(Data records)

--- START ---

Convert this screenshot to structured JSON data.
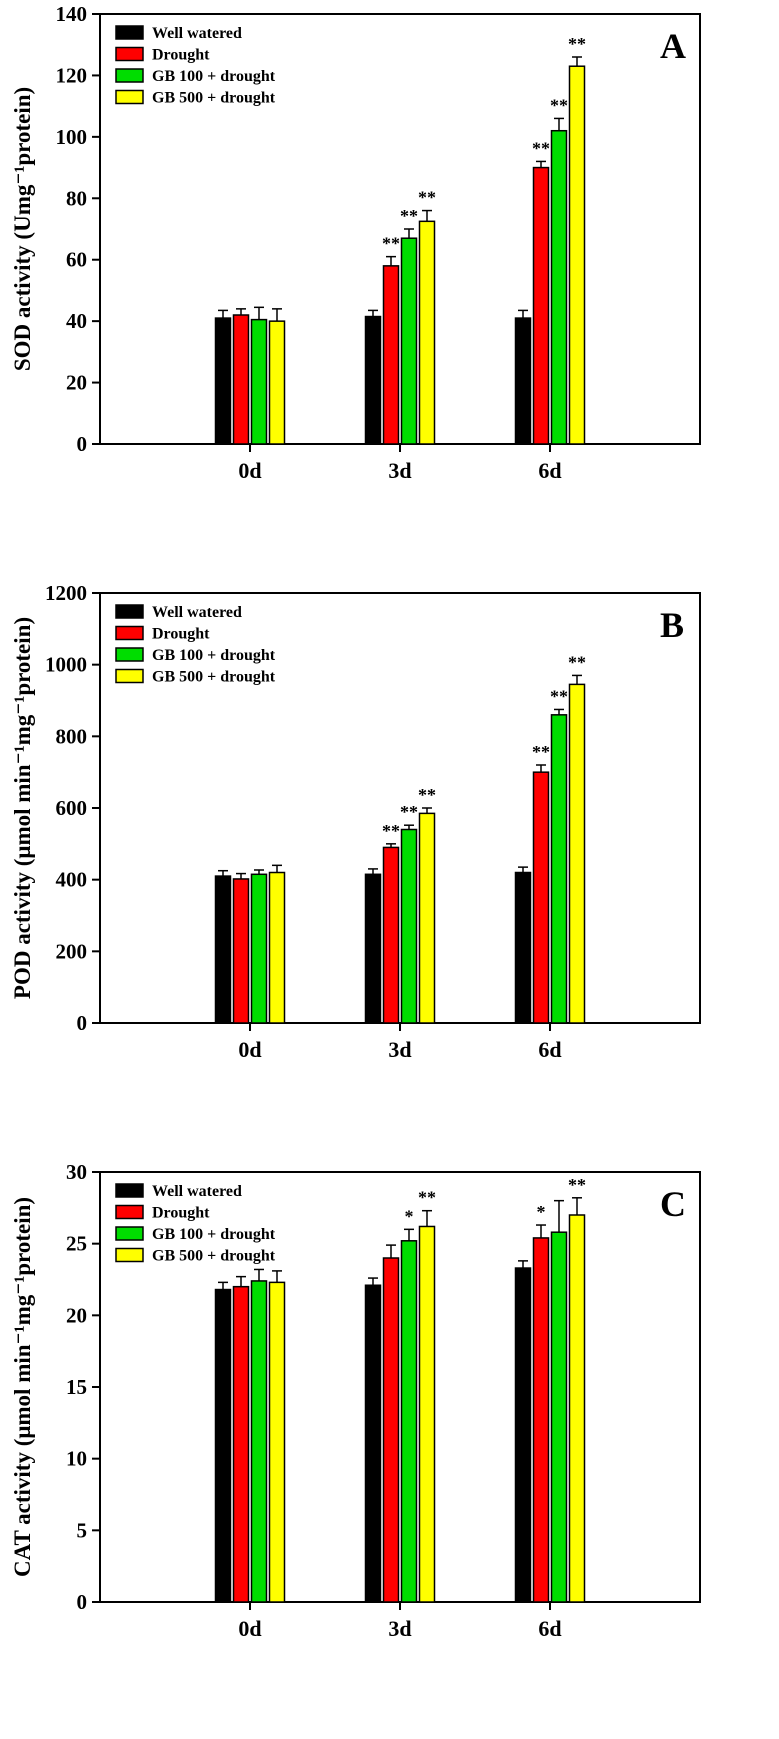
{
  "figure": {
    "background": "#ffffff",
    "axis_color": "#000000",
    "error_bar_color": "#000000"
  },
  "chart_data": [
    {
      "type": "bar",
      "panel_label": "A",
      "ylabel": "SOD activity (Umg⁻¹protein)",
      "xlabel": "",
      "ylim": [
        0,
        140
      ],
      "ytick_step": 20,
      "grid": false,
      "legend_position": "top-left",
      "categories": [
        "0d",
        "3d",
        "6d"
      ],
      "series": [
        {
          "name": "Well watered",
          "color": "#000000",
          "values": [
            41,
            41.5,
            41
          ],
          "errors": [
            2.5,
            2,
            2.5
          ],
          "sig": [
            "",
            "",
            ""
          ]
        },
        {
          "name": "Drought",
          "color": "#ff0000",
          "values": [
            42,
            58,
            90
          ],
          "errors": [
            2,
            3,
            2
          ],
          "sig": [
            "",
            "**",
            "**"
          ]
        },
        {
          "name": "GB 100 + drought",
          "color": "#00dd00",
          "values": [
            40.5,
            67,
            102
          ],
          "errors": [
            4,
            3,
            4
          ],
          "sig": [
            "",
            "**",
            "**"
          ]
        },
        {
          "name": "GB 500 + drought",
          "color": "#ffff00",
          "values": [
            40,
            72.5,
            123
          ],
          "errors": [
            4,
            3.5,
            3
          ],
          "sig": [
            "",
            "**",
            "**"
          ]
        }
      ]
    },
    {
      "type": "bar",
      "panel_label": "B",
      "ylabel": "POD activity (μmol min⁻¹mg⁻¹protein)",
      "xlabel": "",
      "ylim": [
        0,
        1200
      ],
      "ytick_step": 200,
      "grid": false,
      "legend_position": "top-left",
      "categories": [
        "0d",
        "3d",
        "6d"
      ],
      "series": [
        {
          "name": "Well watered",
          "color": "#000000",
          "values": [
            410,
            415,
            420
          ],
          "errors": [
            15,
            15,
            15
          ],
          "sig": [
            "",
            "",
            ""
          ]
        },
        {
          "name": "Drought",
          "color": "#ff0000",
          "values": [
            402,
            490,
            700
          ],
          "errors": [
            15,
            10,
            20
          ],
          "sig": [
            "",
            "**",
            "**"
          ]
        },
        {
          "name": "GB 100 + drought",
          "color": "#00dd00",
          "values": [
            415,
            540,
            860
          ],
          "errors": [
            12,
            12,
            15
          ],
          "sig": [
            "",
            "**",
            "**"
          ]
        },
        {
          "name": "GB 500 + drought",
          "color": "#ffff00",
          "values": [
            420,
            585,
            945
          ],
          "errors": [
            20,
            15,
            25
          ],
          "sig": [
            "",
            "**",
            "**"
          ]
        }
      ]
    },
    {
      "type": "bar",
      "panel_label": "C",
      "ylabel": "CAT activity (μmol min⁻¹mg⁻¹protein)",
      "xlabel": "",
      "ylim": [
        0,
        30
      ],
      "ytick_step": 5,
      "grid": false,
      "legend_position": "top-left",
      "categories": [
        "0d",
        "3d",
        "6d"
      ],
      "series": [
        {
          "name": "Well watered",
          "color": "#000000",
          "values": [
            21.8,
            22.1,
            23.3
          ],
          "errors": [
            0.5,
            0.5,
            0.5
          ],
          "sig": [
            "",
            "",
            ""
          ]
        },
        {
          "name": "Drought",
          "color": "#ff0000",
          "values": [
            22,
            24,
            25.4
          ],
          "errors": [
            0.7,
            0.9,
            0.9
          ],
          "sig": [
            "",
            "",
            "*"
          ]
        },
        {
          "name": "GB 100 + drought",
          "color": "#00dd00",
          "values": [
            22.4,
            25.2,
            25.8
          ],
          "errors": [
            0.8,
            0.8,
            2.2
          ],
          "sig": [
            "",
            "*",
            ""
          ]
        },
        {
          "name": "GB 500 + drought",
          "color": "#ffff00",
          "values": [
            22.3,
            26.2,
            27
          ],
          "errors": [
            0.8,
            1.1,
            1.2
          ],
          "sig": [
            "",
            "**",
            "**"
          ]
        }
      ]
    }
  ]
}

--- END ---

### Aim of the exercise
Word for word, return the records shown above without their pictures.

### Solution for this task
Convert this screenshot to structured JSON data.
{
  "figure": {
    "background": "#ffffff",
    "axis_color": "#000000",
    "error_bar_color": "#000000"
  },
  "chart_data": [
    {
      "type": "bar",
      "panel_label": "A",
      "ylabel": "SOD activity (Umg⁻¹protein)",
      "xlabel": "",
      "ylim": [
        0,
        140
      ],
      "ytick_step": 20,
      "grid": false,
      "legend_position": "top-left",
      "categories": [
        "0d",
        "3d",
        "6d"
      ],
      "series": [
        {
          "name": "Well watered",
          "color": "#000000",
          "values": [
            41,
            41.5,
            41
          ],
          "errors": [
            2.5,
            2,
            2.5
          ],
          "sig": [
            "",
            "",
            ""
          ]
        },
        {
          "name": "Drought",
          "color": "#ff0000",
          "values": [
            42,
            58,
            90
          ],
          "errors": [
            2,
            3,
            2
          ],
          "sig": [
            "",
            "**",
            "**"
          ]
        },
        {
          "name": "GB 100 + drought",
          "color": "#00dd00",
          "values": [
            40.5,
            67,
            102
          ],
          "errors": [
            4,
            3,
            4
          ],
          "sig": [
            "",
            "**",
            "**"
          ]
        },
        {
          "name": "GB 500 + drought",
          "color": "#ffff00",
          "values": [
            40,
            72.5,
            123
          ],
          "errors": [
            4,
            3.5,
            3
          ],
          "sig": [
            "",
            "**",
            "**"
          ]
        }
      ]
    },
    {
      "type": "bar",
      "panel_label": "B",
      "ylabel": "POD activity (μmol min⁻¹mg⁻¹protein)",
      "xlabel": "",
      "ylim": [
        0,
        1200
      ],
      "ytick_step": 200,
      "grid": false,
      "legend_position": "top-left",
      "categories": [
        "0d",
        "3d",
        "6d"
      ],
      "series": [
        {
          "name": "Well watered",
          "color": "#000000",
          "values": [
            410,
            415,
            420
          ],
          "errors": [
            15,
            15,
            15
          ],
          "sig": [
            "",
            "",
            ""
          ]
        },
        {
          "name": "Drought",
          "color": "#ff0000",
          "values": [
            402,
            490,
            700
          ],
          "errors": [
            15,
            10,
            20
          ],
          "sig": [
            "",
            "**",
            "**"
          ]
        },
        {
          "name": "GB 100 + drought",
          "color": "#00dd00",
          "values": [
            415,
            540,
            860
          ],
          "errors": [
            12,
            12,
            15
          ],
          "sig": [
            "",
            "**",
            "**"
          ]
        },
        {
          "name": "GB 500 + drought",
          "color": "#ffff00",
          "values": [
            420,
            585,
            945
          ],
          "errors": [
            20,
            15,
            25
          ],
          "sig": [
            "",
            "**",
            "**"
          ]
        }
      ]
    },
    {
      "type": "bar",
      "panel_label": "C",
      "ylabel": "CAT activity (μmol min⁻¹mg⁻¹protein)",
      "xlabel": "",
      "ylim": [
        0,
        30
      ],
      "ytick_step": 5,
      "grid": false,
      "legend_position": "top-left",
      "categories": [
        "0d",
        "3d",
        "6d"
      ],
      "series": [
        {
          "name": "Well watered",
          "color": "#000000",
          "values": [
            21.8,
            22.1,
            23.3
          ],
          "errors": [
            0.5,
            0.5,
            0.5
          ],
          "sig": [
            "",
            "",
            ""
          ]
        },
        {
          "name": "Drought",
          "color": "#ff0000",
          "values": [
            22,
            24,
            25.4
          ],
          "errors": [
            0.7,
            0.9,
            0.9
          ],
          "sig": [
            "",
            "",
            "*"
          ]
        },
        {
          "name": "GB 100 + drought",
          "color": "#00dd00",
          "values": [
            22.4,
            25.2,
            25.8
          ],
          "errors": [
            0.8,
            0.8,
            2.2
          ],
          "sig": [
            "",
            "*",
            ""
          ]
        },
        {
          "name": "GB 500 + drought",
          "color": "#ffff00",
          "values": [
            22.3,
            26.2,
            27
          ],
          "errors": [
            0.8,
            1.1,
            1.2
          ],
          "sig": [
            "",
            "**",
            "**"
          ]
        }
      ]
    }
  ]
}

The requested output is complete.